■ Required action: Write out all the material verbatim, line by line.

■ Entries provided:
# # # #
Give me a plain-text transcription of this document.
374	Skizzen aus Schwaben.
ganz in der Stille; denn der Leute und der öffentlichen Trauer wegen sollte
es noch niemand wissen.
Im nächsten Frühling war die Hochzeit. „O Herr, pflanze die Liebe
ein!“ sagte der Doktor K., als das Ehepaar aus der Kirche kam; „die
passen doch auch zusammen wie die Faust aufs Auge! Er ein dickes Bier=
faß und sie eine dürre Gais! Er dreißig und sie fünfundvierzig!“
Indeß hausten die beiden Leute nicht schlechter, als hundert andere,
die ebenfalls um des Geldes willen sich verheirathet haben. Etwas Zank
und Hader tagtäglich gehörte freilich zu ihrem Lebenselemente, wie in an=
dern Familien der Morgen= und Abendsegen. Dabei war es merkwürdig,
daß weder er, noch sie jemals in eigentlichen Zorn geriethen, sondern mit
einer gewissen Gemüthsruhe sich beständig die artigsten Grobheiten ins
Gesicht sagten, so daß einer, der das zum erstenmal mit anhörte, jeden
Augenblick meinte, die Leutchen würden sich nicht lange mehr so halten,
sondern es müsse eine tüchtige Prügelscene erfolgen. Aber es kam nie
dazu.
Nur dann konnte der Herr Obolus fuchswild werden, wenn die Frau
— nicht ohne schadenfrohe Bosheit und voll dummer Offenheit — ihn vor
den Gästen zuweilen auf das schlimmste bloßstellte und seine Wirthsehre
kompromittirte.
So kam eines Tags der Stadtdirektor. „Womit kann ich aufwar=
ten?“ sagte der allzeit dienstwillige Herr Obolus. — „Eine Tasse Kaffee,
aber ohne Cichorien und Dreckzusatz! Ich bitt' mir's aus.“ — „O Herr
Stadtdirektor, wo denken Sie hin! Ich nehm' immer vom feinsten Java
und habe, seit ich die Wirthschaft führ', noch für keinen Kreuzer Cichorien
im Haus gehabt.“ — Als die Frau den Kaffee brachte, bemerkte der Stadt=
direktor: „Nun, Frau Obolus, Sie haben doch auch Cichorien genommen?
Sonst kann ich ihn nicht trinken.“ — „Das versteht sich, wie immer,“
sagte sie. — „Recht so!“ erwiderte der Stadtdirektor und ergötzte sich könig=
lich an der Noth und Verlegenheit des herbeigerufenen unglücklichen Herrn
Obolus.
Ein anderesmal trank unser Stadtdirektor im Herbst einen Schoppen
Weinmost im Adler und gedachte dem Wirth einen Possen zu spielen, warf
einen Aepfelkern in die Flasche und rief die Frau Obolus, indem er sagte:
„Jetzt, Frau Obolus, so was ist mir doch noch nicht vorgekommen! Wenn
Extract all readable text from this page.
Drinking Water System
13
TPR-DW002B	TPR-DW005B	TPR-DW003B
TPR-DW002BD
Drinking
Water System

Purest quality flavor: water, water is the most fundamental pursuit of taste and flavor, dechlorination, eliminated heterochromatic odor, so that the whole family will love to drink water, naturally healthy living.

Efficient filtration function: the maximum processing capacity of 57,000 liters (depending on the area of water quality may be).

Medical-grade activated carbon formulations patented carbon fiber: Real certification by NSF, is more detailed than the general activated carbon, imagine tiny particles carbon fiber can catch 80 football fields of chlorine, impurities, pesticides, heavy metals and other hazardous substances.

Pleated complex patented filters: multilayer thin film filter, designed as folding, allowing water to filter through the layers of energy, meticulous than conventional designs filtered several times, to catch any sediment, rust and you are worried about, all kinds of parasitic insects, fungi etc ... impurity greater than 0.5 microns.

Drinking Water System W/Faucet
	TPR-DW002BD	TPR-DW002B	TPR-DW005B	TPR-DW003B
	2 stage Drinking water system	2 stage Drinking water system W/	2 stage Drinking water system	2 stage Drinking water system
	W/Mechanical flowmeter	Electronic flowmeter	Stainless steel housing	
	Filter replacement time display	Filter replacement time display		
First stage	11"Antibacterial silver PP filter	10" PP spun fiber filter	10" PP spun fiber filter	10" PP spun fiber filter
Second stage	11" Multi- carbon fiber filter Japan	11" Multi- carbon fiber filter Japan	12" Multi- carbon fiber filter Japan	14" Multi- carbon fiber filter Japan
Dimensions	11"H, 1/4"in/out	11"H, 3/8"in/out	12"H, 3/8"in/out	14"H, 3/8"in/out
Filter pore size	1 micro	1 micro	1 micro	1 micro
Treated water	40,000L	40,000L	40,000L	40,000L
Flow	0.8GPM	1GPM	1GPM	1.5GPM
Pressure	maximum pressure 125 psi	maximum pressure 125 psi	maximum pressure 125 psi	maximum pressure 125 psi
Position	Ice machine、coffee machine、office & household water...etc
# # # #
■ Result:
Give me a plain-text transcription of this document.
374	Skizzen aus Schwaben.
ganz in der Stille; denn der Leute und der öffentlichen Trauer wegen sollte
es noch niemand wissen.
Im nächsten Frühling war die Hochzeit. „O Herr, pflanze die Liebe
ein!“ sagte der Doktor K., als das Ehepaar aus der Kirche kam; „die
passen doch auch zusammen wie die Faust aufs Auge! Er ein dickes Bier=
faß und sie eine dürre Gais! Er dreißig und sie fünfundvierzig!“
Indeß hausten die beiden Leute nicht schlechter, als hundert andere,
die ebenfalls um des Geldes willen sich verheirathet haben. Etwas Zank
und Hader tagtäglich gehörte freilich zu ihrem Lebenselemente, wie in an=
dern Familien der Morgen= und Abendsegen. Dabei war es merkwürdig,
daß weder er, noch sie jemals in eigentlichen Zorn geriethen, sondern mit
einer gewissen Gemüthsruhe sich beständig die artigsten Grobheiten ins
Gesicht sagten, so daß einer, der das zum erstenmal mit anhörte, jeden
Augenblick meinte, die Leutchen würden sich nicht lange mehr so halten,
sondern es müsse eine tüchtige Prügelscene erfolgen. Aber es kam nie
dazu.
Nur dann konnte der Herr Obolus fuchswild werden, wenn die Frau
— nicht ohne schadenfrohe Bosheit und voll dummer Offenheit — ihn vor
den Gästen zuweilen auf das schlimmste bloßstellte und seine Wirthsehre
kompromittirte.
So kam eines Tags der Stadtdirektor. „Womit kann ich aufwar=
ten?“ sagte der allzeit dienstwillige Herr Obolus. — „Eine Tasse Kaffee,
aber ohne Cichorien und Dreckzusatz! Ich bitt' mir's aus.“ — „O Herr
Stadtdirektor, wo denken Sie hin! Ich nehm' immer vom feinsten Java
und habe, seit ich die Wirthschaft führ', noch für keinen Kreuzer Cichorien
im Haus gehabt.“ — Als die Frau den Kaffee brachte, bemerkte der Stadt=
direktor: „Nun, Frau Obolus, Sie haben doch auch Cichorien genommen?
Sonst kann ich ihn nicht trinken.“ — „Das versteht sich, wie immer,“
sagte sie. — „Recht so!“ erwiderte der Stadtdirektor und ergötzte sich könig=
lich an der Noth und Verlegenheit des herbeigerufenen unglücklichen Herrn
Obolus.
Ein anderesmal trank unser Stadtdirektor im Herbst einen Schoppen
Weinmost im Adler und gedachte dem Wirth einen Possen zu spielen, warf
einen Aepfelkern in die Flasche und rief die Frau Obolus, indem er sagte:
„Jetzt, Frau Obolus, so was ist mir doch noch nicht vorgekommen! Wenn
Extract all readable text from this page.
Drinking Water System
13
TPR-DW002B	TPR-DW005B	TPR-DW003B
TPR-DW002BD
Drinking
Water System

Purest quality flavor: water, water is the most fundamental pursuit of taste and flavor, dechlorination, eliminated heterochromatic odor, so that the whole family will love to drink water, naturally healthy living.

Efficient filtration function: the maximum processing capacity of 57,000 liters (depending on the area of water quality may be).

Medical-grade activated carbon formulations patented carbon fiber: Real certification by NSF, is more detailed than the general activated carbon, imagine tiny particles carbon fiber can catch 80 football fields of chlorine, impurities, pesticides, heavy metals and other hazardous substances.

Pleated complex patented filters: multilayer thin film filter, designed as folding, allowing water to filter through the layers of energy, meticulous than conventional designs filtered several times, to catch any sediment, rust and you are worried about, all kinds of parasitic insects, fungi etc ... impurity greater than 0.5 microns.

Drinking Water System W/Faucet
	TPR-DW002BD	TPR-DW002B	TPR-DW005B	TPR-DW003B
	2 stage Drinking water system	2 stage Drinking water system W/	2 stage Drinking water system	2 stage Drinking water system
	W/Mechanical flowmeter	Electronic flowmeter	Stainless steel housing	
	Filter replacement time display	Filter replacement time display		
First stage	11"Antibacterial silver PP filter	10" PP spun fiber filter	10" PP spun fiber filter	10" PP spun fiber filter
Second stage	11" Multi- carbon fiber filter Japan	11" Multi- carbon fiber filter Japan	12" Multi- carbon fiber filter Japan	14" Multi- carbon fiber filter Japan
Dimensions	11"H, 1/4"in/out	11"H, 3/8"in/out	12"H, 3/8"in/out	14"H, 3/8"in/out
Filter pore size	1 micro	1 micro	1 micro	1 micro
Treated water	40,000L	40,000L	40,000L	40,000L
Flow	0.8GPM	1GPM	1GPM	1.5GPM
Pressure	maximum pressure 125 psi	maximum pressure 125 psi	maximum pressure 125 psi	maximum pressure 125 psi
Position	Ice machine、coffee machine、office & household water...etc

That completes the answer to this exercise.